- PROBLEM 1 -
In the forum thread about the model seen on screen, copy the text from "You've got to" up to and including "(Aug 16, 2003)".
- PROBLEM 2 -
Answer these questions about the forum thread about the model seen on screen:
(a) What did nx01Rob say the model looked like?
(b) What kind of toys does nx01Rob mention having seen with pilots and cockpits out of scale with the aircraft?
(c) According to spacecraft guy, what is the board about?
- PROBLEM 3 -
Write the next part of the forum thread about the model seen on screen, starting after its final sentence.

- PAGE TEXT -
Anyway, I am starting to see the "fan zeel overthink" happening: People, production environment. Sometimes I'm surprised people in the show have the same name from week to week!  Everyone in production was certainly always trying to make continuity work, but things sometimes just get lost or forgotten in the mad scramble to stay afloat and get the job done. (Not to mention Producers occasionaly deciding to change previous continuity for storytelling sake)


----------



## norge71 (Apr 13, 2004)

You've got to forgive the tech geek in some of us (like me) who can be really anal about this stuff. But I've got some production questions for you Rob: Did it bother you guys much when the Producers or someone else changed continuity? I mean, did anyone point it out to them, if you were even aware of it? Or is it like most jobs where you want to keep your job and so you don't rock the boat much? I know you had nothing to do with the writing, so just wondering.


----------



## spacecraft guy (Aug 16, 2003)

nx01Rob said:


> Good god I have no idea. It looked like a Warp Delta toy to me. You can't take these things too seriously. I mean, I've seen GI joe toys (and many others) where the toy pilots and cockpits are way out of scale with the actual aircraft.
> 
> Anyway, I am starting to see the "fan zeel overthink" happening: People, production environment. Sometimes I'm surprised people in the show have the same name from week to week!  Everyone in production was certainly always trying to make continuity work, but things sometimes just get lost or forgotten in the mad scramble to stay afloat and get the job done. (Not to mention Producers occasionaly deciding to change previous continuity for storytelling sake)


 This is a board about building models. 

For the first time in all the Trek series and films, we got to see someone actually _building and painting a model on screen._ Not a toy. The sequence focused on paint being brushed onto a _model_. I was just curious as to what ship that model was supposed to represent. Given the amount of time it got on screen, _in close-ups_, I would have thought that a backstory for it would have been created.

[Labeled region entries]

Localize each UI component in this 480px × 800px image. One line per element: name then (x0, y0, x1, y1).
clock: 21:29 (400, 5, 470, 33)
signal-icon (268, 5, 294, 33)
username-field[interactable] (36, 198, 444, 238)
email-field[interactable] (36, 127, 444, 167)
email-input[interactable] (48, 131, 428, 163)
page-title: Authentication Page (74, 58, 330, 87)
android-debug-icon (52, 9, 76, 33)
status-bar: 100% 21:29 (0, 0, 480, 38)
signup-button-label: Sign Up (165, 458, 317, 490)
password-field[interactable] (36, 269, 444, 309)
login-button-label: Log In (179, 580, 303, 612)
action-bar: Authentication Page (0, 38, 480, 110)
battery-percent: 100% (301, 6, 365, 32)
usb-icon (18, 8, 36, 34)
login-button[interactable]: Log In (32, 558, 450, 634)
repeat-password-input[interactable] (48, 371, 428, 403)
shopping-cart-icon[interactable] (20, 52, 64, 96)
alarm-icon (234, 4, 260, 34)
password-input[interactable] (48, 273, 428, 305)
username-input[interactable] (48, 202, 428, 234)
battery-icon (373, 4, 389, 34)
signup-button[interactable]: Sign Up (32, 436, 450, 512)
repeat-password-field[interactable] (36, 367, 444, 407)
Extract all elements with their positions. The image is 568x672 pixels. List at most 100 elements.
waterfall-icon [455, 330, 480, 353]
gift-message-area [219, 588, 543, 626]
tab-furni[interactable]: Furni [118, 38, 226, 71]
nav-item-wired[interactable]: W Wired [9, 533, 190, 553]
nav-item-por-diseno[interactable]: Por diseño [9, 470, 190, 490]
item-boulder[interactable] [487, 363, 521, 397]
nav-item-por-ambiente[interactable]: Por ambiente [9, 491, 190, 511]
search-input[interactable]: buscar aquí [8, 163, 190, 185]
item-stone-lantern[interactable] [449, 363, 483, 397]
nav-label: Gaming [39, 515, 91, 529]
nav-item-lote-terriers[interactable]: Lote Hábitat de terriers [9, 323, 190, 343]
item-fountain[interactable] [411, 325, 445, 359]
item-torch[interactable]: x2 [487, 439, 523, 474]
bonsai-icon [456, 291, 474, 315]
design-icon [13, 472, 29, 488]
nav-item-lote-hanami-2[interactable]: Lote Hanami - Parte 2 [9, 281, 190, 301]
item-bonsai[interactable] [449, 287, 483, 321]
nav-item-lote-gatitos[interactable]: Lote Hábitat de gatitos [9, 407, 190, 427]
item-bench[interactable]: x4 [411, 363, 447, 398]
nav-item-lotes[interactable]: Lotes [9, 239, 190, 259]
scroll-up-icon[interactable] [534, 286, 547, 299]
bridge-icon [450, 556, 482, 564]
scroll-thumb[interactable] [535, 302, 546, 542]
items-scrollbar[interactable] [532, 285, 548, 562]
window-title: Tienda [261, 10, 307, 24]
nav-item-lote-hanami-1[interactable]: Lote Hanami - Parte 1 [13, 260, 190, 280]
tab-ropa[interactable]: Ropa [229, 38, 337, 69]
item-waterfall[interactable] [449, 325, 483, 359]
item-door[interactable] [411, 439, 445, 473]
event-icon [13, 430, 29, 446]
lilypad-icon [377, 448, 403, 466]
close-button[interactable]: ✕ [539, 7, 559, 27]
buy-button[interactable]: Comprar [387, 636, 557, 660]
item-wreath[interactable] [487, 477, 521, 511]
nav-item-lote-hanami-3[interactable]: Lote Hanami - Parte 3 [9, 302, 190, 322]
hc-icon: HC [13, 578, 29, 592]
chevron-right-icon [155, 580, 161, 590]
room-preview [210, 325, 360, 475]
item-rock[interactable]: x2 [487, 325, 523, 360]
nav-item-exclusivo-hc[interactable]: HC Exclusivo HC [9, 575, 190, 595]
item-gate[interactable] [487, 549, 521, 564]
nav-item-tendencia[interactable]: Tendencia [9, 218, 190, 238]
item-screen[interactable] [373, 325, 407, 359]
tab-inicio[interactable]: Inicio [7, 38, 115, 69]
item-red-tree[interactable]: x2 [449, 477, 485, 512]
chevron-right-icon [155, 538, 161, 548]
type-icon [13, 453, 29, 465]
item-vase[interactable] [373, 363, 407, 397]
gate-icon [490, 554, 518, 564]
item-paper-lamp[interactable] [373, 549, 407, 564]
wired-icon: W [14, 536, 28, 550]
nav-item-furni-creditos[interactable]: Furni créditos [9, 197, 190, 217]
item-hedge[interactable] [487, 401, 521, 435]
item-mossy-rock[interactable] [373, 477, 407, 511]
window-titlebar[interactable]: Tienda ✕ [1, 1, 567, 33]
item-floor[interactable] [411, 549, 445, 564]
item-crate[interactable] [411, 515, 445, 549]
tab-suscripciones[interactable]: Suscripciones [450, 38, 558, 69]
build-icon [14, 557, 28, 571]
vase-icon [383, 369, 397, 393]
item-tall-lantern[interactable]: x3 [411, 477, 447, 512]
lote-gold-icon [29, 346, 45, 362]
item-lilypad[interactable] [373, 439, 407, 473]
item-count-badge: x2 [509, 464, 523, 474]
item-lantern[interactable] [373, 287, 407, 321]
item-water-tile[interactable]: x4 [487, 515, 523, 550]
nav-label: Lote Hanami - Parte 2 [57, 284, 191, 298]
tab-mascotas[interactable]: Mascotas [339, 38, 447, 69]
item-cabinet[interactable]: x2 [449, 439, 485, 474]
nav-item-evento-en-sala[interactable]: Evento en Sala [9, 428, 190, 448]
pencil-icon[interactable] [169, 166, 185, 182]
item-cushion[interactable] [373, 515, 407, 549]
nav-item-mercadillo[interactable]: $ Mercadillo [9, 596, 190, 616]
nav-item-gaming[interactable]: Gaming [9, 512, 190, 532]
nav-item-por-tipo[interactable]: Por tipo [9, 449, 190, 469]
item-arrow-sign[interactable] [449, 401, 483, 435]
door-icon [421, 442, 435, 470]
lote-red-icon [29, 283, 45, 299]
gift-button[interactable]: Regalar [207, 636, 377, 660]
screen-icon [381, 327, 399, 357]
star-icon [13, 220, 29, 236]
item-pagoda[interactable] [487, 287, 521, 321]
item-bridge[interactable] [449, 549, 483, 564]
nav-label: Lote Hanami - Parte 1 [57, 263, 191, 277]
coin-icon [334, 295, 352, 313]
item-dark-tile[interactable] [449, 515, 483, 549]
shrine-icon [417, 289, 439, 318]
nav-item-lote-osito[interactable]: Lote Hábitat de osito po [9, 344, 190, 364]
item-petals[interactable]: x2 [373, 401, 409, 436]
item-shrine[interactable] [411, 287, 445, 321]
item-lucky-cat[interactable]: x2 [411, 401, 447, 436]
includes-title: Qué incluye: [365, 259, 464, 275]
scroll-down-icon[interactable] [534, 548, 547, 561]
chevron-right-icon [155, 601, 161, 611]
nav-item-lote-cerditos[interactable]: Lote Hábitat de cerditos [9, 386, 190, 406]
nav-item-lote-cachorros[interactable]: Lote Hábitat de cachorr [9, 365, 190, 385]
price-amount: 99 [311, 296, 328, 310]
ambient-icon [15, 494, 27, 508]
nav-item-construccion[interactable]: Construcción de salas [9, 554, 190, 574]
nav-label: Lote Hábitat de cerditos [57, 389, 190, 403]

- EXERCISE ANSWER 1 -
You've got to forgive the tech geek in some of us (like me) who can be really anal about this stuff. But I've got some production questions for you Rob: Did it bother you guys much when the Producers or someone else changed continuity? I mean, did anyone point it out to them, if you were even aware of it? Or is it like most jobs where you want to keep your job and so you don't rock the boat much? I know you had nothing to do with the writing, so just wondering.


----------



## spacecraft guy (Aug 16, 2003)

- EXERCISE ANSWER 2 -
(a) A Warp Delta toy.
(b) GI Joe toys.
(c) Building models.

- EXERCISE ANSWER 3 -
In the entire run of all the Star Trek series and movies, there have been models displayed in ready-rooms, quarters and offices. In the books, encyclopedias and DVD commentaries about the series and the films, what these models were and where they were placed are pointed out - usually to let the audience know that they were placed there as a tribute to the space program today or to past Star Trek history. That isn't "fan zeal overthink." That's official, _Paramount produced and sanctioned _product content. Usually done by Mike and Denise Okuda. 

It's appreciated that someone working in the production of the shows posts here with behind the scenes info. Please reconsider making condescending posts about "fan zeal overthink" and "taking the subject too seriously." A simple "Sorry, I don't know the answer to that question" is more than suffcient.


----------



## nx01Rob (Mar 1, 2005)

I was just trying to point out that the importance you place on model vs toy was pretty much non existent to the producers (I'm sure that Mike and Denise made it work as best they could. They get overidden too). My sarcasm was really in gest as I am also a fanatic when it comes to ships so I was poking fun at myself as well. Working on the show cured me of some of my analism as I see how hard it is to just get the stuff done sometimes. The schedules, the changes, the new changes, the late hours, the exhaustion,etc. It's just not the same as sitting there and having hours/days/years to go frame by frame after the fact with the VCR/DVD toggle.

I do apologise though as I know, probably much like me, you just want it to make sense.


----------



## nx01Rob (Mar 1, 2005)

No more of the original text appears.